Task requirements: Starting at the line that contains "Give me the" and stopping at the line that contains "Parse this screenshot: output", repeat every line exactly, the two end lines included, and nothing else.
---- Record set
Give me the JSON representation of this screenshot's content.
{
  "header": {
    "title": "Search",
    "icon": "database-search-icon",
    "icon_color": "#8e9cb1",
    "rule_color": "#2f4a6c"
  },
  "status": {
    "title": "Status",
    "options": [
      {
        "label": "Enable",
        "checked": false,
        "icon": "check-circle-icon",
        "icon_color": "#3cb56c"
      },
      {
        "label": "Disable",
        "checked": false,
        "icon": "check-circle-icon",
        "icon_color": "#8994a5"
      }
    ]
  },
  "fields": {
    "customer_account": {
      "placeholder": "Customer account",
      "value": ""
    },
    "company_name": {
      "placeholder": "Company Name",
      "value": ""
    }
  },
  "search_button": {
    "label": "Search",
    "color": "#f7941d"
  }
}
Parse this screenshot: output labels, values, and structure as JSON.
--------
---- Record set
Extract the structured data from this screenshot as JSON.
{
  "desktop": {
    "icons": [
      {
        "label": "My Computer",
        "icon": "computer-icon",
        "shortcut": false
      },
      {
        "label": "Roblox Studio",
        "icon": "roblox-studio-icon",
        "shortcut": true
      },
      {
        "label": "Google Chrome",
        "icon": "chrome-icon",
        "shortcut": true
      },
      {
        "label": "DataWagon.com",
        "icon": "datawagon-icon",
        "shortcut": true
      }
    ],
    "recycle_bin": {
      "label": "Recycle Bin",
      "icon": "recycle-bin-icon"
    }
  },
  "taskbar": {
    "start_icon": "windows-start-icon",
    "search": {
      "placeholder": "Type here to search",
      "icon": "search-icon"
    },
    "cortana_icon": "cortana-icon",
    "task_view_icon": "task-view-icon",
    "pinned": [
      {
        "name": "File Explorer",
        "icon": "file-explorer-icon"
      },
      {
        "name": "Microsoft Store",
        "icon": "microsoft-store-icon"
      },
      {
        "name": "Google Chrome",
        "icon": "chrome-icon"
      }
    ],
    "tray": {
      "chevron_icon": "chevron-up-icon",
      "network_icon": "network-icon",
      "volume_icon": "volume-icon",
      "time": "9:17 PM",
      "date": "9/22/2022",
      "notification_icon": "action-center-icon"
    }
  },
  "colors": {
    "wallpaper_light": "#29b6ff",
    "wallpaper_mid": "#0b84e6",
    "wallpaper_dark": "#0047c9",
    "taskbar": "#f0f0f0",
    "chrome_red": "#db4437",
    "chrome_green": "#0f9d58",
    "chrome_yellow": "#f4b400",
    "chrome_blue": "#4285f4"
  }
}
--------
Task answer:
Give me the JSON representation of this screenshot's content.
{
  "header": {
    "title": "Search",
    "icon": "database-search-icon",
    "icon_color": "#8e9cb1",
    "rule_color": "#2f4a6c"
  },
  "status": {
    "title": "Status",
    "options": [
      {
        "label": "Enable",
        "checked": false,
        "icon": "check-circle-icon",
        "icon_color": "#3cb56c"
      },
      {
        "label": "Disable",
        "checked": false,
        "icon": "check-circle-icon",
        "icon_color": "#8994a5"
      }
    ]
  },
  "fields": {
    "customer_account": {
      "placeholder": "Customer account",
      "value": ""
    },
    "company_name": {
      "placeholder": "Company Name",
      "value": ""
    }
  },
  "search_button": {
    "label": "Search",
    "color": "#f7941d"
  }
}
Parse this screenshot: output labels, values, and structure as JSON.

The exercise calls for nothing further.